- _What the exercise asks_: Change every "interactable" in the entries below to "clickable", leaving everything else as it stands, and omit the pictures from your copy.

[begin Recorded data]

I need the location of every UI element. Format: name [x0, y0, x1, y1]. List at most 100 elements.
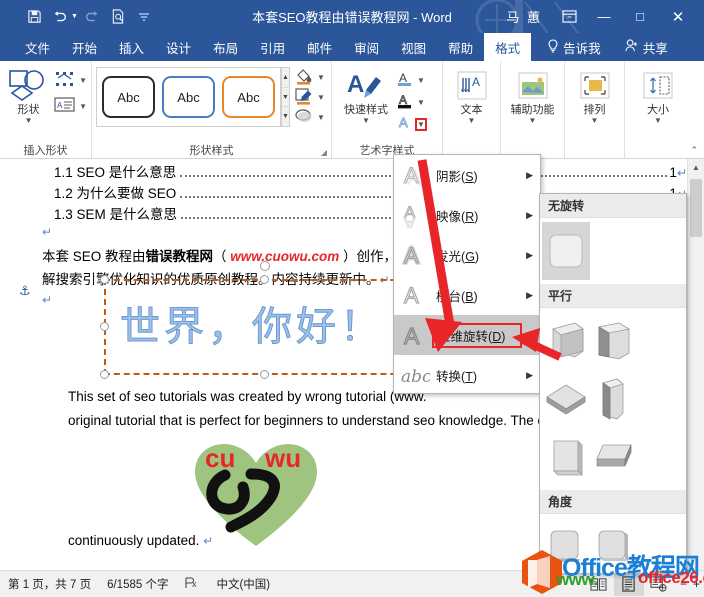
size-dropdown-icon[interactable]: ▼	[654, 117, 662, 125]
draw-text-box-button[interactable]: A ▼	[53, 95, 87, 118]
edit-shape-button[interactable]: ▼	[53, 69, 87, 92]
word-count[interactable]: 6/1585 个字	[107, 576, 168, 592]
menu-item-reflection[interactable]: AA 映像(R) ▶	[394, 195, 540, 235]
size-button[interactable]: 大小 ▼	[629, 64, 687, 125]
shape-style-item[interactable]: Abc	[102, 76, 155, 118]
english-line-3[interactable]: continuously updated. ↵	[42, 529, 213, 553]
tab-file[interactable]: 文件	[14, 33, 61, 61]
resize-handle-n[interactable]	[260, 275, 269, 284]
intro-link[interactable]: www.cuowu.com	[230, 249, 339, 264]
user-account[interactable]: 马 蕙	[496, 7, 552, 26]
rotation-preset-none[interactable]	[542, 222, 590, 280]
tab-design[interactable]: 设计	[155, 33, 202, 61]
text-effects-button[interactable]: A ▼	[396, 114, 427, 134]
shape-styles-gallery[interactable]: Abc Abc Abc	[96, 67, 281, 127]
tab-review[interactable]: 审阅	[343, 33, 390, 61]
gallery-scroll-down-icon[interactable]: ▼	[282, 87, 289, 108]
wordart-quick-styles-dropdown-icon[interactable]: ▼	[362, 117, 370, 125]
shape-effects-button[interactable]: ▼	[294, 108, 325, 127]
resize-handle-s[interactable]	[260, 370, 269, 379]
maximize-button[interactable]: □	[622, 3, 658, 31]
shape-fill-dropdown-icon[interactable]: ▼	[317, 73, 325, 82]
save-icon[interactable]	[22, 6, 46, 28]
resize-handle-nw[interactable]	[100, 275, 109, 284]
zoom-out-button[interactable]: −	[680, 577, 687, 591]
menu-item-transform[interactable]: abc 转换(T) ▶	[394, 355, 540, 395]
rotation-preset-parallel-2[interactable]	[590, 312, 638, 370]
tab-home[interactable]: 开始	[61, 33, 108, 61]
three-d-rotation-gallery[interactable]: 无旋转 平行 角度	[539, 193, 687, 574]
tab-help[interactable]: 帮助	[437, 33, 484, 61]
share-button[interactable]: 共享	[615, 33, 678, 61]
shape-fill-button[interactable]: ▼	[294, 68, 325, 87]
shape-style-item[interactable]: Abc	[222, 76, 275, 118]
menu-item-bevel[interactable]: A 棱台(B) ▶	[394, 275, 540, 315]
read-mode-view-button[interactable]	[584, 572, 614, 596]
gallery-scroll-up-icon[interactable]: ▲	[282, 68, 289, 88]
rotation-preset-parallel-5[interactable]	[542, 428, 590, 486]
resize-handle-w[interactable]	[100, 322, 109, 331]
text-effects-menu[interactable]: AA 阴影(S) ▶ AA 映像(R) ▶ AA 发光(G) ▶ A 棱台(B)…	[393, 154, 541, 394]
customize-qat-icon[interactable]	[132, 6, 156, 28]
text-outline-dropdown-icon[interactable]: ▼	[417, 98, 425, 107]
ribbon-display-options-icon[interactable]	[552, 5, 586, 29]
wordart-quick-styles-button[interactable]: A 快速样式 ▼	[336, 64, 396, 125]
text-button[interactable]: A 文本 ▼	[447, 64, 496, 125]
text-dropdown-icon[interactable]: ▼	[468, 117, 476, 125]
tell-me-box[interactable]: 告诉我	[537, 33, 611, 61]
close-button[interactable]: ✕	[658, 3, 698, 31]
page-indicator[interactable]: 第 1 页，共 7 页	[8, 576, 91, 592]
spell-check-icon[interactable]: x	[184, 576, 200, 593]
zoom-controls[interactable]: − +	[674, 577, 700, 591]
resize-handle-sw[interactable]	[100, 370, 109, 379]
rotation-preset-parallel-4[interactable]	[590, 370, 638, 428]
collapse-ribbon-icon[interactable]: ⌃	[690, 145, 698, 156]
minimize-button[interactable]: —	[586, 3, 622, 31]
menu-item-shadow[interactable]: AA 阴影(S) ▶	[394, 155, 540, 195]
gallery-more-icon[interactable]: ▼	[282, 107, 289, 127]
print-layout-view-button[interactable]	[613, 572, 644, 596]
undo-icon[interactable]	[48, 6, 72, 28]
edit-shape-dropdown-icon[interactable]: ▼	[79, 76, 87, 85]
rotation-preset-parallel-6[interactable]	[590, 428, 638, 486]
rotate-handle[interactable]	[260, 261, 270, 271]
rotation-preset-parallel-3[interactable]	[542, 370, 590, 428]
web-layout-view-button[interactable]	[644, 572, 674, 596]
scrollbar-thumb[interactable]	[690, 179, 702, 237]
shape-effects-dropdown-icon[interactable]: ▼	[317, 113, 325, 122]
wordart-object[interactable]: 世界，你好！	[100, 261, 430, 379]
arrange-button[interactable]: 排列 ▼	[569, 64, 620, 125]
redo-icon[interactable]	[80, 6, 104, 28]
menu-item-glow[interactable]: AA 发光(G) ▶	[394, 235, 540, 275]
rotation-preset-perspective-2[interactable]	[590, 518, 638, 573]
tab-layout[interactable]: 布局	[202, 33, 249, 61]
menu-item-3d-rotation[interactable]: A 三维旋转(D) ▶	[394, 315, 540, 355]
tab-insert[interactable]: 插入	[108, 33, 155, 61]
shape-styles-dialog-launcher-icon[interactable]: ◢	[321, 148, 327, 157]
shapes-dropdown-icon[interactable]: ▼	[25, 117, 33, 125]
rotation-preset-parallel-1[interactable]	[542, 312, 590, 370]
tab-references[interactable]: 引用	[249, 33, 296, 61]
arrange-dropdown-icon[interactable]: ▼	[591, 117, 599, 125]
text-fill-button[interactable]: A ▼	[396, 70, 425, 90]
vertical-scrollbar[interactable]: ▲	[687, 159, 704, 570]
toc-entry[interactable]: 1.1 SEO 是什么意思 1 ↵	[16, 161, 687, 182]
shape-outline-dropdown-icon[interactable]: ▼	[317, 93, 325, 102]
tab-format[interactable]: 格式	[484, 33, 532, 61]
scroll-up-icon[interactable]: ▲	[688, 159, 704, 176]
accessibility-button[interactable]: 辅助功能 ▼	[505, 64, 560, 125]
shape-style-item[interactable]: Abc	[162, 76, 215, 118]
shapes-button[interactable]: 形状 ▼	[4, 64, 53, 125]
text-fill-dropdown-icon[interactable]: ▼	[417, 76, 425, 85]
print-preview-icon[interactable]	[106, 6, 130, 28]
text-outline-button[interactable]: A ▼	[396, 92, 425, 112]
rotation-preset-perspective-1[interactable]	[542, 518, 590, 573]
shape-outline-button[interactable]: ▼	[294, 88, 325, 107]
accessibility-dropdown-icon[interactable]: ▼	[529, 117, 537, 125]
undo-dropdown-icon[interactable]: ▼	[71, 13, 78, 20]
tab-mailings[interactable]: 邮件	[296, 33, 343, 61]
language-indicator[interactable]: 中文(中国)	[216, 576, 270, 592]
zoom-in-button[interactable]: +	[693, 577, 700, 591]
text-effects-dropdown-icon[interactable]: ▼	[415, 117, 427, 131]
tab-view[interactable]: 视图	[390, 33, 437, 61]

[end Recorded data]

- _In response_:
I need the location of every UI element. Format: name [x0, y0, x1, y1]. List at most 100 elements.
size-dropdown-icon[clickable]: ▼	[654, 117, 662, 125]
draw-text-box-button[clickable]: A ▼	[53, 95, 87, 118]
edit-shape-button[clickable]: ▼	[53, 69, 87, 92]
word-count[clickable]: 6/1585 个字	[107, 576, 168, 592]
menu-item-reflection[clickable]: AA 映像(R) ▶	[394, 195, 540, 235]
size-button[clickable]: 大小 ▼	[629, 64, 687, 125]
shape-style-item[clickable]: Abc	[102, 76, 155, 118]
english-line-3[clickable]: continuously updated. ↵	[42, 529, 213, 553]
tab-file[clickable]: 文件	[14, 33, 61, 61]
resize-handle-n[clickable]	[260, 275, 269, 284]
intro-link[clickable]: www.cuowu.com	[230, 249, 339, 264]
user-account[clickable]: 马 蕙	[496, 7, 552, 26]
rotation-preset-none[clickable]	[542, 222, 590, 280]
tab-design[clickable]: 设计	[155, 33, 202, 61]
text-effects-button[clickable]: A ▼	[396, 114, 427, 134]
shape-styles-gallery[clickable]: Abc Abc Abc	[96, 67, 281, 127]
tab-review[clickable]: 审阅	[343, 33, 390, 61]
gallery-scroll-down-icon[clickable]: ▼	[282, 87, 289, 108]
wordart-quick-styles-dropdown-icon[clickable]: ▼	[362, 117, 370, 125]
shape-effects-button[clickable]: ▼	[294, 108, 325, 127]
resize-handle-s[clickable]	[260, 370, 269, 379]
maximize-button[clickable]: □	[622, 3, 658, 31]
shape-fill-dropdown-icon[clickable]: ▼	[317, 73, 325, 82]
save-icon[clickable]	[22, 6, 46, 28]
resize-handle-nw[clickable]	[100, 275, 109, 284]
zoom-out-button[clickable]: −	[680, 577, 687, 591]
menu-item-transform[clickable]: abc 转换(T) ▶	[394, 355, 540, 395]
rotation-preset-parallel-2[clickable]	[590, 312, 638, 370]
tab-home[clickable]: 开始	[61, 33, 108, 61]
three-d-rotation-gallery[clickable]: 无旋转 平行 角度	[539, 193, 687, 574]
tab-help[clickable]: 帮助	[437, 33, 484, 61]
share-button[clickable]: 共享	[615, 33, 678, 61]
shape-fill-button[clickable]: ▼	[294, 68, 325, 87]
shape-style-item[clickable]: Abc	[222, 76, 275, 118]
menu-item-bevel[clickable]: A 棱台(B) ▶	[394, 275, 540, 315]
read-mode-view-button[clickable]	[584, 572, 614, 596]
gallery-scroll-up-icon[clickable]: ▲	[282, 68, 289, 88]
rotation-preset-parallel-5[clickable]	[542, 428, 590, 486]
resize-handle-w[clickable]	[100, 322, 109, 331]
text-effects-menu[clickable]: AA 阴影(S) ▶ AA 映像(R) ▶ AA 发光(G) ▶ A 棱台(B)…	[393, 154, 541, 394]
customize-qat-icon[clickable]	[132, 6, 156, 28]
text-outline-dropdown-icon[clickable]: ▼	[417, 98, 425, 107]
ribbon-display-options-icon[clickable]	[552, 5, 586, 29]
wordart-quick-styles-button[clickable]: A 快速样式 ▼	[336, 64, 396, 125]
text-button[clickable]: A 文本 ▼	[447, 64, 496, 125]
text-dropdown-icon[clickable]: ▼	[468, 117, 476, 125]
tell-me-box[clickable]: 告诉我	[537, 33, 611, 61]
close-button[clickable]: ✕	[658, 3, 698, 31]
page-indicator[clickable]: 第 1 页，共 7 页	[8, 576, 91, 592]
spell-check-icon[clickable]: x	[184, 576, 200, 593]
zoom-controls[clickable]: − +	[674, 577, 700, 591]
resize-handle-sw[clickable]	[100, 370, 109, 379]
rotation-preset-parallel-4[clickable]	[590, 370, 638, 428]
collapse-ribbon-icon[clickable]: ⌃	[690, 145, 698, 156]
minimize-button[clickable]: —	[586, 3, 622, 31]
menu-item-shadow[clickable]: AA 阴影(S) ▶	[394, 155, 540, 195]
gallery-more-icon[clickable]: ▼	[282, 107, 289, 127]
print-layout-view-button[clickable]	[613, 572, 644, 596]
undo-icon[clickable]	[48, 6, 72, 28]
edit-shape-dropdown-icon[clickable]: ▼	[79, 76, 87, 85]
rotation-preset-parallel-6[clickable]	[590, 428, 638, 486]
rotate-handle[clickable]	[260, 261, 270, 271]
rotation-preset-parallel-3[clickable]	[542, 370, 590, 428]
web-layout-view-button[clickable]	[644, 572, 674, 596]
scrollbar-thumb[clickable]	[690, 179, 702, 237]
shape-effects-dropdown-icon[clickable]: ▼	[317, 113, 325, 122]
wordart-object[clickable]: 世界，你好！	[100, 261, 430, 379]
arrange-button[clickable]: 排列 ▼	[569, 64, 620, 125]
redo-icon[clickable]	[80, 6, 104, 28]
menu-item-glow[clickable]: AA 发光(G) ▶	[394, 235, 540, 275]
rotation-preset-perspective-2[clickable]	[590, 518, 638, 573]
tab-layout[clickable]: 布局	[202, 33, 249, 61]
menu-item-3d-rotation[clickable]: A 三维旋转(D) ▶	[394, 315, 540, 355]
tab-insert[clickable]: 插入	[108, 33, 155, 61]
shape-styles-dialog-launcher-icon[clickable]: ◢	[321, 148, 327, 157]
shapes-dropdown-icon[clickable]: ▼	[25, 117, 33, 125]
rotation-preset-parallel-1[clickable]	[542, 312, 590, 370]
tab-references[clickable]: 引用	[249, 33, 296, 61]
arrange-dropdown-icon[clickable]: ▼	[591, 117, 599, 125]
text-fill-button[clickable]: A ▼	[396, 70, 425, 90]
vertical-scrollbar[clickable]: ▲	[687, 159, 704, 570]
toc-entry[clickable]: 1.1 SEO 是什么意思 1 ↵	[16, 161, 687, 182]
shape-outline-dropdown-icon[clickable]: ▼	[317, 93, 325, 102]
tab-format[clickable]: 格式	[484, 33, 532, 61]
scroll-up-icon[clickable]: ▲	[688, 159, 704, 176]
accessibility-button[clickable]: 辅助功能 ▼	[505, 64, 560, 125]
shape-style-item[clickable]: Abc	[162, 76, 215, 118]
shapes-button[clickable]: 形状 ▼	[4, 64, 53, 125]
text-fill-dropdown-icon[clickable]: ▼	[417, 76, 425, 85]
print-preview-icon[clickable]	[106, 6, 130, 28]
text-outline-button[clickable]: A ▼	[396, 92, 425, 112]
rotation-preset-perspective-1[clickable]	[542, 518, 590, 573]
shape-outline-button[clickable]: ▼	[294, 88, 325, 107]
accessibility-dropdown-icon[clickable]: ▼	[529, 117, 537, 125]
undo-dropdown-icon[clickable]: ▼	[71, 13, 78, 20]
tab-mailings[clickable]: 邮件	[296, 33, 343, 61]
language-indicator[clickable]: 中文(中国)	[216, 576, 270, 592]
zoom-in-button[clickable]: +	[693, 577, 700, 591]
text-effects-dropdown-icon[clickable]: ▼	[415, 117, 427, 131]
tab-view[clickable]: 视图	[390, 33, 437, 61]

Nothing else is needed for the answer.